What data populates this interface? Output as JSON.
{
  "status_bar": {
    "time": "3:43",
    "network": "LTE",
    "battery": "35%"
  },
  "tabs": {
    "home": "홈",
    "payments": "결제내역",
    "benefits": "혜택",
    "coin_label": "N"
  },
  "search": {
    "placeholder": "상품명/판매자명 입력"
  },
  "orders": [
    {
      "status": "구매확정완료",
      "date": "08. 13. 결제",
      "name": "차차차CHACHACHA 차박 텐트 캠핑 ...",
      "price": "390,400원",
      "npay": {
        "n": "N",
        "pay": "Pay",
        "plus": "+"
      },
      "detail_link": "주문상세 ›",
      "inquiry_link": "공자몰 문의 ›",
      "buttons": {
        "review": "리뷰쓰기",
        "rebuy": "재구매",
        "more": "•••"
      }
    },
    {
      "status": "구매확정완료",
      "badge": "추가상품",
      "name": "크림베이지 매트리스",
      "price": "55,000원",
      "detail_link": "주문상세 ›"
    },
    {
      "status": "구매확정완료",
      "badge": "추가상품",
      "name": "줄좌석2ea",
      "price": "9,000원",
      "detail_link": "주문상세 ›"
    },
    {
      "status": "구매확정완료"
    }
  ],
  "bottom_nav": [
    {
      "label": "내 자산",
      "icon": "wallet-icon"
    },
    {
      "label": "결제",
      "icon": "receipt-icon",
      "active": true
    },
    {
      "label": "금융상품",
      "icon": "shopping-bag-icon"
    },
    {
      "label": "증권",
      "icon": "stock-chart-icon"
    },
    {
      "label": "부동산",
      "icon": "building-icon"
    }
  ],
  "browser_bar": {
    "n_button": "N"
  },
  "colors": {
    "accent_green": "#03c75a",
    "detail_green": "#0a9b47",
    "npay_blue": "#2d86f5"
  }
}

++++++

__TASK DETAILS__. Can you reproduce all the material exactly?

__COMPLETE ANSWER__.
What data populates this interface? Output as JSON.
{
  "status_bar": {
    "time": "3:43",
    "network": "LTE",
    "battery": "35%"
  },
  "tabs": {
    "home": "홈",
    "payments": "결제내역",
    "benefits": "혜택",
    "coin_label": "N"
  },
  "search": {
    "placeholder": "상품명/판매자명 입력"
  },
  "orders": [
    {
      "status": "구매확정완료",
      "date": "08. 13. 결제",
      "name": "차차차CHACHACHA 차박 텐트 캠핑 ...",
      "price": "390,400원",
      "npay": {
        "n": "N",
        "pay": "Pay",
        "plus": "+"
      },
      "detail_link": "주문상세 ›",
      "inquiry_link": "공자몰 문의 ›",
      "buttons": {
        "review": "리뷰쓰기",
        "rebuy": "재구매",
        "more": "•••"
      }
    },
    {
      "status": "구매확정완료",
      "badge": "추가상품",
      "name": "크림베이지 매트리스",
      "price": "55,000원",
      "detail_link": "주문상세 ›"
    },
    {
      "status": "구매확정완료",
      "badge": "추가상품",
      "name": "줄좌석2ea",
      "price": "9,000원",
      "detail_link": "주문상세 ›"
    },
    {
      "status": "구매확정완료"
    }
  ],
  "bottom_nav": [
    {
      "label": "내 자산",
      "icon": "wallet-icon"
    },
    {
      "label": "결제",
      "icon": "receipt-icon",
      "active": true
    },
    {
      "label": "금융상품",
      "icon": "shopping-bag-icon"
    },
    {
      "label": "증권",
      "icon": "stock-chart-icon"
    },
    {
      "label": "부동산",
      "icon": "building-icon"
    }
  ],
  "browser_bar": {
    "n_button": "N"
  },
  "colors": {
    "accent_green": "#03c75a",
    "detail_green": "#0a9b47",
    "npay_blue": "#2d86f5"
  }
}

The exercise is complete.